⟨

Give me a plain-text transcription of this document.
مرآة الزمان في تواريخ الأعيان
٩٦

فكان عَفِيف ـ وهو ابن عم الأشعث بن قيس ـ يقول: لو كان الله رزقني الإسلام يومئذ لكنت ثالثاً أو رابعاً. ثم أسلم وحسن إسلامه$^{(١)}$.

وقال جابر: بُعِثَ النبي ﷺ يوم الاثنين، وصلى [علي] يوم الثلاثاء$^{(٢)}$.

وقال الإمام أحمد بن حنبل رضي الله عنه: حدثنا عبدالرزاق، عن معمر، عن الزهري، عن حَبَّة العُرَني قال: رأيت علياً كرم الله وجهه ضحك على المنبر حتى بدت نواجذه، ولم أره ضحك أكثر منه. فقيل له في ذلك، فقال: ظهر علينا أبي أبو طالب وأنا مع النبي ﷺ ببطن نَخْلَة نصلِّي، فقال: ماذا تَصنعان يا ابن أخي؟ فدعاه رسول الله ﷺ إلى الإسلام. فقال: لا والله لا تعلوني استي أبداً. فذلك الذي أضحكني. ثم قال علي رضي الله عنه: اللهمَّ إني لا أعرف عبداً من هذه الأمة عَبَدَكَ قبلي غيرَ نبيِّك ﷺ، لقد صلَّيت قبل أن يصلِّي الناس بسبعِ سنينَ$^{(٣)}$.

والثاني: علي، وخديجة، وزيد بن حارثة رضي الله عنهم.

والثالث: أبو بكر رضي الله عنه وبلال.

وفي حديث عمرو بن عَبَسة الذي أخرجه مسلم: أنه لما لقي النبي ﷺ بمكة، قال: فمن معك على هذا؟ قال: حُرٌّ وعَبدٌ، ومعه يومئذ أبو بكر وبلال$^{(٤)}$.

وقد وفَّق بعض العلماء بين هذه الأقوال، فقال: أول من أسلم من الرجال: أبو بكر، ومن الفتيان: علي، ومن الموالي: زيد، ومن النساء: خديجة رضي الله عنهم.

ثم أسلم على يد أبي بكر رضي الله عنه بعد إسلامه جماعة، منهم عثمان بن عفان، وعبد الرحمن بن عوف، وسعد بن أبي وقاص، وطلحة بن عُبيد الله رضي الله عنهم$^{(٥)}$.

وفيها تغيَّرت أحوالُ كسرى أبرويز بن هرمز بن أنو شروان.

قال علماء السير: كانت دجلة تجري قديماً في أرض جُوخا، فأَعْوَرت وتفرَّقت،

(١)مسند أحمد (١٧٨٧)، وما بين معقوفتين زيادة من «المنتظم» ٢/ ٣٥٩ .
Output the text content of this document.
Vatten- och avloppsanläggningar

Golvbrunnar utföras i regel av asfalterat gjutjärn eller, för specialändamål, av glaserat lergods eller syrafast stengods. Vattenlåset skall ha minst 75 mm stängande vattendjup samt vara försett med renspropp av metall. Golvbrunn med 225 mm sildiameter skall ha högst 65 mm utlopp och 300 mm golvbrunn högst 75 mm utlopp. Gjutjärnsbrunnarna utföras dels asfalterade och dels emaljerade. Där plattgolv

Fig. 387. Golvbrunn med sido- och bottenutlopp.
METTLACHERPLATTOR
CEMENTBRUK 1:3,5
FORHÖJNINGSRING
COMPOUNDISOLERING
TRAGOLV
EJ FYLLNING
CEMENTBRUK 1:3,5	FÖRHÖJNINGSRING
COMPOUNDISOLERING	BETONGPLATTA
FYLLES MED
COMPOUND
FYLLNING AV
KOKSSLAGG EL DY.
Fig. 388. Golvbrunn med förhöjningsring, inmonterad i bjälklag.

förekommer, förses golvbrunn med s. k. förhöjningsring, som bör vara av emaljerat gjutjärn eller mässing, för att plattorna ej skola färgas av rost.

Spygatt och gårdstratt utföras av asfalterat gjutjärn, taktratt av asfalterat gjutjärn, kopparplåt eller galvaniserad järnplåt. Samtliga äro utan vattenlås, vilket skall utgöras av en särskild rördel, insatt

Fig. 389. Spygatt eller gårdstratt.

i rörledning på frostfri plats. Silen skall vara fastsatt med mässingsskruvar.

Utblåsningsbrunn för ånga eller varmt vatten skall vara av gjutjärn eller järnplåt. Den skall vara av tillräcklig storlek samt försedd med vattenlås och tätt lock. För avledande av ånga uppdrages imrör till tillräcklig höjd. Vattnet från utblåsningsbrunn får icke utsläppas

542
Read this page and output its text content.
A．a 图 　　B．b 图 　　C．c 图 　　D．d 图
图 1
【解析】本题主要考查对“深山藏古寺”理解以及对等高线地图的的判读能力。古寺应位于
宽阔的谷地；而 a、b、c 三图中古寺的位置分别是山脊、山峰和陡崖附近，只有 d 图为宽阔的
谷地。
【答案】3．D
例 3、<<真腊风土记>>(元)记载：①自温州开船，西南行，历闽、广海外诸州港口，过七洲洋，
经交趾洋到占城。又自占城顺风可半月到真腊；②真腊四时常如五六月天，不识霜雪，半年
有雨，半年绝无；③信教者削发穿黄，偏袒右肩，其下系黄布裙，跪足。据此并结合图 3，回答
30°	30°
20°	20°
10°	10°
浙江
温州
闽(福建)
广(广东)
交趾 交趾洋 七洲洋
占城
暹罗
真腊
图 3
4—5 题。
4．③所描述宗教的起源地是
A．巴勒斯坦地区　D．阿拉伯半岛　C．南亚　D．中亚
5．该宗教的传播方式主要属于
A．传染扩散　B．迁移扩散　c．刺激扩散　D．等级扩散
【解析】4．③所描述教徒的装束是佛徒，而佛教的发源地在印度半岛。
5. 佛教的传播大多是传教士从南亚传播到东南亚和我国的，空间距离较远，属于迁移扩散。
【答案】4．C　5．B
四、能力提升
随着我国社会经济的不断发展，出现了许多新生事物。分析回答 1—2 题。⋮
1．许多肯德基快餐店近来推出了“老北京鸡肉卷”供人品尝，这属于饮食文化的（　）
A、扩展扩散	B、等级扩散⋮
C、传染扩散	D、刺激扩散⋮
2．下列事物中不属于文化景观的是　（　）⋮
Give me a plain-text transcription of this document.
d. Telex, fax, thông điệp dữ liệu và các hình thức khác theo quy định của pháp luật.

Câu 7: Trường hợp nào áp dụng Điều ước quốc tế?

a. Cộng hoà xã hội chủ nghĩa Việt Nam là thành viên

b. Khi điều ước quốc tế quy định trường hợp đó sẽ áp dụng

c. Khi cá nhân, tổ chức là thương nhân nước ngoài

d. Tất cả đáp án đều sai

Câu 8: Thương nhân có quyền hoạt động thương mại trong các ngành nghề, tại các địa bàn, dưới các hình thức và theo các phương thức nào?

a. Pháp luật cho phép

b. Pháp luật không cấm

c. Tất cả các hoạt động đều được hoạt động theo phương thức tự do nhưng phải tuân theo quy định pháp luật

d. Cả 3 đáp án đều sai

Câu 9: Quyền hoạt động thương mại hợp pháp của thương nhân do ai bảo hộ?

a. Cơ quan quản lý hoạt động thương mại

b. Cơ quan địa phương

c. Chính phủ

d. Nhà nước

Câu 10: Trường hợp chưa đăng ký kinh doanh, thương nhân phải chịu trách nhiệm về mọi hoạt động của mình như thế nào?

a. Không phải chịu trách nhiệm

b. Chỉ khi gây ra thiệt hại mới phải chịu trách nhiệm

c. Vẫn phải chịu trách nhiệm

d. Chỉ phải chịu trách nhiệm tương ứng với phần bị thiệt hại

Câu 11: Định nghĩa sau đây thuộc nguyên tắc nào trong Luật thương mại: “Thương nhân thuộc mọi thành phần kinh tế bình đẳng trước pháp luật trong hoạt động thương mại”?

⟩

Above are some records; extract every one of them exactly.

• _Problem solution_
Give me a plain-text transcription of this document.
مرآة الزمان في تواريخ الأعيان
٩٦

فكان عَفِيف ـ وهو ابن عم الأشعث بن قيس ـ يقول: لو كان الله رزقني الإسلام يومئذ لكنت ثالثاً أو رابعاً. ثم أسلم وحسن إسلامه$^{(١)}$.

وقال جابر: بُعِثَ النبي ﷺ يوم الاثنين، وصلى [علي] يوم الثلاثاء$^{(٢)}$.

وقال الإمام أحمد بن حنبل رضي الله عنه: حدثنا عبدالرزاق، عن معمر، عن الزهري، عن حَبَّة العُرَني قال: رأيت علياً كرم الله وجهه ضحك على المنبر حتى بدت نواجذه، ولم أره ضحك أكثر منه. فقيل له في ذلك، فقال: ظهر علينا أبي أبو طالب وأنا مع النبي ﷺ ببطن نَخْلَة نصلِّي، فقال: ماذا تَصنعان يا ابن أخي؟ فدعاه رسول الله ﷺ إلى الإسلام. فقال: لا والله لا تعلوني استي أبداً. فذلك الذي أضحكني. ثم قال علي رضي الله عنه: اللهمَّ إني لا أعرف عبداً من هذه الأمة عَبَدَكَ قبلي غيرَ نبيِّك ﷺ، لقد صلَّيت قبل أن يصلِّي الناس بسبعِ سنينَ$^{(٣)}$.

والثاني: علي، وخديجة، وزيد بن حارثة رضي الله عنهم.

والثالث: أبو بكر رضي الله عنه وبلال.

وفي حديث عمرو بن عَبَسة الذي أخرجه مسلم: أنه لما لقي النبي ﷺ بمكة، قال: فمن معك على هذا؟ قال: حُرٌّ وعَبدٌ، ومعه يومئذ أبو بكر وبلال$^{(٤)}$.

وقد وفَّق بعض العلماء بين هذه الأقوال، فقال: أول من أسلم من الرجال: أبو بكر، ومن الفتيان: علي، ومن الموالي: زيد، ومن النساء: خديجة رضي الله عنهم.

ثم أسلم على يد أبي بكر رضي الله عنه بعد إسلامه جماعة، منهم عثمان بن عفان، وعبد الرحمن بن عوف، وسعد بن أبي وقاص، وطلحة بن عُبيد الله رضي الله عنهم$^{(٥)}$.

وفيها تغيَّرت أحوالُ كسرى أبرويز بن هرمز بن أنو شروان.

قال علماء السير: كانت دجلة تجري قديماً في أرض جُوخا، فأَعْوَرت وتفرَّقت،

(١)مسند أحمد (١٧٨٧)، وما بين معقوفتين زيادة من «المنتظم» ٢/ ٣٥٩ .
Output the text content of this document.
Vatten- och avloppsanläggningar

Golvbrunnar utföras i regel av asfalterat gjutjärn eller, för specialändamål, av glaserat lergods eller syrafast stengods. Vattenlåset skall ha minst 75 mm stängande vattendjup samt vara försett med renspropp av metall. Golvbrunn med 225 mm sildiameter skall ha högst 65 mm utlopp och 300 mm golvbrunn högst 75 mm utlopp. Gjutjärnsbrunnarna utföras dels asfalterade och dels emaljerade. Där plattgolv

Fig. 387. Golvbrunn med sido- och bottenutlopp.
METTLACHERPLATTOR
CEMENTBRUK 1:3,5
FORHÖJNINGSRING
COMPOUNDISOLERING
TRAGOLV
EJ FYLLNING
CEMENTBRUK 1:3,5	FÖRHÖJNINGSRING
COMPOUNDISOLERING	BETONGPLATTA
FYLLES MED
COMPOUND
FYLLNING AV
KOKSSLAGG EL DY.
Fig. 388. Golvbrunn med förhöjningsring, inmonterad i bjälklag.

förekommer, förses golvbrunn med s. k. förhöjningsring, som bör vara av emaljerat gjutjärn eller mässing, för att plattorna ej skola färgas av rost.

Spygatt och gårdstratt utföras av asfalterat gjutjärn, taktratt av asfalterat gjutjärn, kopparplåt eller galvaniserad järnplåt. Samtliga äro utan vattenlås, vilket skall utgöras av en särskild rördel, insatt

Fig. 389. Spygatt eller gårdstratt.

i rörledning på frostfri plats. Silen skall vara fastsatt med mässingsskruvar.

Utblåsningsbrunn för ånga eller varmt vatten skall vara av gjutjärn eller järnplåt. Den skall vara av tillräcklig storlek samt försedd med vattenlås och tätt lock. För avledande av ånga uppdrages imrör till tillräcklig höjd. Vattnet från utblåsningsbrunn får icke utsläppas

542
Read this page and output its text content.
A．a 图 　　B．b 图 　　C．c 图 　　D．d 图
图 1
【解析】本题主要考查对“深山藏古寺”理解以及对等高线地图的的判读能力。古寺应位于
宽阔的谷地；而 a、b、c 三图中古寺的位置分别是山脊、山峰和陡崖附近，只有 d 图为宽阔的
谷地。
【答案】3．D
例 3、<<真腊风土记>>(元)记载：①自温州开船，西南行，历闽、广海外诸州港口，过七洲洋，
经交趾洋到占城。又自占城顺风可半月到真腊；②真腊四时常如五六月天，不识霜雪，半年
有雨，半年绝无；③信教者削发穿黄，偏袒右肩，其下系黄布裙，跪足。据此并结合图 3，回答
30°	30°
20°	20°
10°	10°
浙江
温州
闽(福建)
广(广东)
交趾 交趾洋 七洲洋
占城
暹罗
真腊
图 3
4—5 题。
4．③所描述宗教的起源地是
A．巴勒斯坦地区　D．阿拉伯半岛　C．南亚　D．中亚
5．该宗教的传播方式主要属于
A．传染扩散　B．迁移扩散　c．刺激扩散　D．等级扩散
【解析】4．③所描述教徒的装束是佛徒，而佛教的发源地在印度半岛。
5. 佛教的传播大多是传教士从南亚传播到东南亚和我国的，空间距离较远，属于迁移扩散。
【答案】4．C　5．B
四、能力提升
随着我国社会经济的不断发展，出现了许多新生事物。分析回答 1—2 题。⋮
1．许多肯德基快餐店近来推出了“老北京鸡肉卷”供人品尝，这属于饮食文化的（　）
A、扩展扩散	B、等级扩散⋮
C、传染扩散	D、刺激扩散⋮
2．下列事物中不属于文化景观的是　（　）⋮
Give me a plain-text transcription of this document.
d. Telex, fax, thông điệp dữ liệu và các hình thức khác theo quy định của pháp luật.

Câu 7: Trường hợp nào áp dụng Điều ước quốc tế?

a. Cộng hoà xã hội chủ nghĩa Việt Nam là thành viên

b. Khi điều ước quốc tế quy định trường hợp đó sẽ áp dụng

c. Khi cá nhân, tổ chức là thương nhân nước ngoài

d. Tất cả đáp án đều sai

Câu 8: Thương nhân có quyền hoạt động thương mại trong các ngành nghề, tại các địa bàn, dưới các hình thức và theo các phương thức nào?

a. Pháp luật cho phép

b. Pháp luật không cấm

c. Tất cả các hoạt động đều được hoạt động theo phương thức tự do nhưng phải tuân theo quy định pháp luật

d. Cả 3 đáp án đều sai

Câu 9: Quyền hoạt động thương mại hợp pháp của thương nhân do ai bảo hộ?

a. Cơ quan quản lý hoạt động thương mại

b. Cơ quan địa phương

c. Chính phủ

d. Nhà nước

Câu 10: Trường hợp chưa đăng ký kinh doanh, thương nhân phải chịu trách nhiệm về mọi hoạt động của mình như thế nào?

a. Không phải chịu trách nhiệm

b. Chỉ khi gây ra thiệt hại mới phải chịu trách nhiệm

c. Vẫn phải chịu trách nhiệm

d. Chỉ phải chịu trách nhiệm tương ứng với phần bị thiệt hại

Câu 11: Định nghĩa sau đây thuộc nguyên tắc nào trong Luật thương mại: “Thương nhân thuộc mọi thành phần kinh tế bình đẳng trước pháp luật trong hoạt động thương mại”?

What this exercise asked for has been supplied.